MATERIAL FOR THE TASK =
----------------------------------------

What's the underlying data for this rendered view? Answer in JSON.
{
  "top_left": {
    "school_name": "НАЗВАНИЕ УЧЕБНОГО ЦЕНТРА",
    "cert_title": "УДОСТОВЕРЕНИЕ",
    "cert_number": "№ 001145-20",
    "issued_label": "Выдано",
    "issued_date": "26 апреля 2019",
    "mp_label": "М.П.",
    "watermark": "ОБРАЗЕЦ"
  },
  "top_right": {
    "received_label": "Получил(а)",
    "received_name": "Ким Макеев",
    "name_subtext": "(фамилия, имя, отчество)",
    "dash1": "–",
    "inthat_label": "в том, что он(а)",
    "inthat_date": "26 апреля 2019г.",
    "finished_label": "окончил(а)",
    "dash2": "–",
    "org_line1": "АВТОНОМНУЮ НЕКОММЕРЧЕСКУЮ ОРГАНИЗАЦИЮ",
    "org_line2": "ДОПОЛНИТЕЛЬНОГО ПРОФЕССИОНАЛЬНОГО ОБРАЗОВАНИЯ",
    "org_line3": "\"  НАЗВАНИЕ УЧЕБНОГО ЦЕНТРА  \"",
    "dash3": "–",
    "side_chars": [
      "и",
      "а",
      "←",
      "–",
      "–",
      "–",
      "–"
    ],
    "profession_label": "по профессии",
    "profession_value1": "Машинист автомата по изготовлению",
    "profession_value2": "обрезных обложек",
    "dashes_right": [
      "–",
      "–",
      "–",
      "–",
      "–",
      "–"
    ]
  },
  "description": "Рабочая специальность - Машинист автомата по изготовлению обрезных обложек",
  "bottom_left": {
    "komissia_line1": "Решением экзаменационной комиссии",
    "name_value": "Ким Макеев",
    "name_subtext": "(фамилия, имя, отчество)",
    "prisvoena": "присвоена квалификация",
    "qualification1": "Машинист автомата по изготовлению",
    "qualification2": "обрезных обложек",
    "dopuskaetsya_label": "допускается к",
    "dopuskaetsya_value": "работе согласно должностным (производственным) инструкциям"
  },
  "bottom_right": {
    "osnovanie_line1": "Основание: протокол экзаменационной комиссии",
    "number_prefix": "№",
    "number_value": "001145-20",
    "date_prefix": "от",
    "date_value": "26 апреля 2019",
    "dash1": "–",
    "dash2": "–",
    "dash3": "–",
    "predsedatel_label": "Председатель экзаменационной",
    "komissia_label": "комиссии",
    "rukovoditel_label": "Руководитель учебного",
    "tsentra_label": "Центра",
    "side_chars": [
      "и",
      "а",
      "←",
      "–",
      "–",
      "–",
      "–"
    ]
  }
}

----------------------------------------

SHORT EXERCISE = Extract every line above exactly as it stands.

WORKED SOLUTION =
What's the underlying data for this rendered view? Answer in JSON.
{
  "top_left": {
    "school_name": "НАЗВАНИЕ УЧЕБНОГО ЦЕНТРА",
    "cert_title": "УДОСТОВЕРЕНИЕ",
    "cert_number": "№ 001145-20",
    "issued_label": "Выдано",
    "issued_date": "26 апреля 2019",
    "mp_label": "М.П.",
    "watermark": "ОБРАЗЕЦ"
  },
  "top_right": {
    "received_label": "Получил(а)",
    "received_name": "Ким Макеев",
    "name_subtext": "(фамилия, имя, отчество)",
    "dash1": "–",
    "inthat_label": "в том, что он(а)",
    "inthat_date": "26 апреля 2019г.",
    "finished_label": "окончил(а)",
    "dash2": "–",
    "org_line1": "АВТОНОМНУЮ НЕКОММЕРЧЕСКУЮ ОРГАНИЗАЦИЮ",
    "org_line2": "ДОПОЛНИТЕЛЬНОГО ПРОФЕССИОНАЛЬНОГО ОБРАЗОВАНИЯ",
    "org_line3": "\"  НАЗВАНИЕ УЧЕБНОГО ЦЕНТРА  \"",
    "dash3": "–",
    "side_chars": [
      "и",
      "а",
      "←",
      "–",
      "–",
      "–",
      "–"
    ],
    "profession_label": "по профессии",
    "profession_value1": "Машинист автомата по изготовлению",
    "profession_value2": "обрезных обложек",
    "dashes_right": [
      "–",
      "–",
      "–",
      "–",
      "–",
      "–"
    ]
  },
  "description": "Рабочая специальность - Машинист автомата по изготовлению обрезных обложек",
  "bottom_left": {
    "komissia_line1": "Решением экзаменационной комиссии",
    "name_value": "Ким Макеев",
    "name_subtext": "(фамилия, имя, отчество)",
    "prisvoena": "присвоена квалификация",
    "qualification1": "Машинист автомата по изготовлению",
    "qualification2": "обрезных обложек",
    "dopuskaetsya_label": "допускается к",
    "dopuskaetsya_value": "работе согласно должностным (производственным) инструкциям"
  },
  "bottom_right": {
    "osnovanie_line1": "Основание: протокол экзаменационной комиссии",
    "number_prefix": "№",
    "number_value": "001145-20",
    "date_prefix": "от",
    "date_value": "26 апреля 2019",
    "dash1": "–",
    "dash2": "–",
    "dash3": "–",
    "predsedatel_label": "Председатель экзаменационной",
    "komissia_label": "комиссии",
    "rukovoditel_label": "Руководитель учебного",
    "tsentra_label": "Центра",
    "side_chars": [
      "и",
      "а",
      "←",
      "–",
      "–",
      "–",
      "–"
    ]
  }
}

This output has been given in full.